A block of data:
+---+
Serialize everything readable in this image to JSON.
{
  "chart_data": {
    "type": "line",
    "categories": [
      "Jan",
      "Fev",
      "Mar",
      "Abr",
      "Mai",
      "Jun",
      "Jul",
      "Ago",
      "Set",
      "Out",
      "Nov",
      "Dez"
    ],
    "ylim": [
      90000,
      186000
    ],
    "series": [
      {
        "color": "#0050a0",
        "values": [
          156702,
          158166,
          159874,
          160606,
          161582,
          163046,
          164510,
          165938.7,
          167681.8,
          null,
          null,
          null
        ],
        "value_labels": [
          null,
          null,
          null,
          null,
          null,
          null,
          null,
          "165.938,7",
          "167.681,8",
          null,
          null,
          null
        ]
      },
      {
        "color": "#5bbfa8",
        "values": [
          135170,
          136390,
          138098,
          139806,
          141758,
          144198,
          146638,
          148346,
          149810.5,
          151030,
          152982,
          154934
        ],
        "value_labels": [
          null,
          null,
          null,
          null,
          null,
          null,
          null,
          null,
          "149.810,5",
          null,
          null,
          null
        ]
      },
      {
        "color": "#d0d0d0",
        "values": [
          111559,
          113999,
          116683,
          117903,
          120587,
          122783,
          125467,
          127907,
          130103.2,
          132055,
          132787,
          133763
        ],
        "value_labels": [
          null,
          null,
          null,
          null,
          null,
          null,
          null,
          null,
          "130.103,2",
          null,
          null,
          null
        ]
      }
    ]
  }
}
+---+
(Exercise): Write out the entries in full, exactly as given.

(Response):
Serialize everything readable in this image to JSON.
{
  "chart_data": {
    "type": "line",
    "categories": [
      "Jan",
      "Fev",
      "Mar",
      "Abr",
      "Mai",
      "Jun",
      "Jul",
      "Ago",
      "Set",
      "Out",
      "Nov",
      "Dez"
    ],
    "ylim": [
      90000,
      186000
    ],
    "series": [
      {
        "color": "#0050a0",
        "values": [
          156702,
          158166,
          159874,
          160606,
          161582,
          163046,
          164510,
          165938.7,
          167681.8,
          null,
          null,
          null
        ],
        "value_labels": [
          null,
          null,
          null,
          null,
          null,
          null,
          null,
          "165.938,7",
          "167.681,8",
          null,
          null,
          null
        ]
      },
      {
        "color": "#5bbfa8",
        "values": [
          135170,
          136390,
          138098,
          139806,
          141758,
          144198,
          146638,
          148346,
          149810.5,
          151030,
          152982,
          154934
        ],
        "value_labels": [
          null,
          null,
          null,
          null,
          null,
          null,
          null,
          null,
          "149.810,5",
          null,
          null,
          null
        ]
      },
      {
        "color": "#d0d0d0",
        "values": [
          111559,
          113999,
          116683,
          117903,
          120587,
          122783,
          125467,
          127907,
          130103.2,
          132055,
          132787,
          133763
        ],
        "value_labels": [
          null,
          null,
          null,
          null,
          null,
          null,
          null,
          null,
          "130.103,2",
          null,
          null,
          null
        ]
      }
    ]
  }
}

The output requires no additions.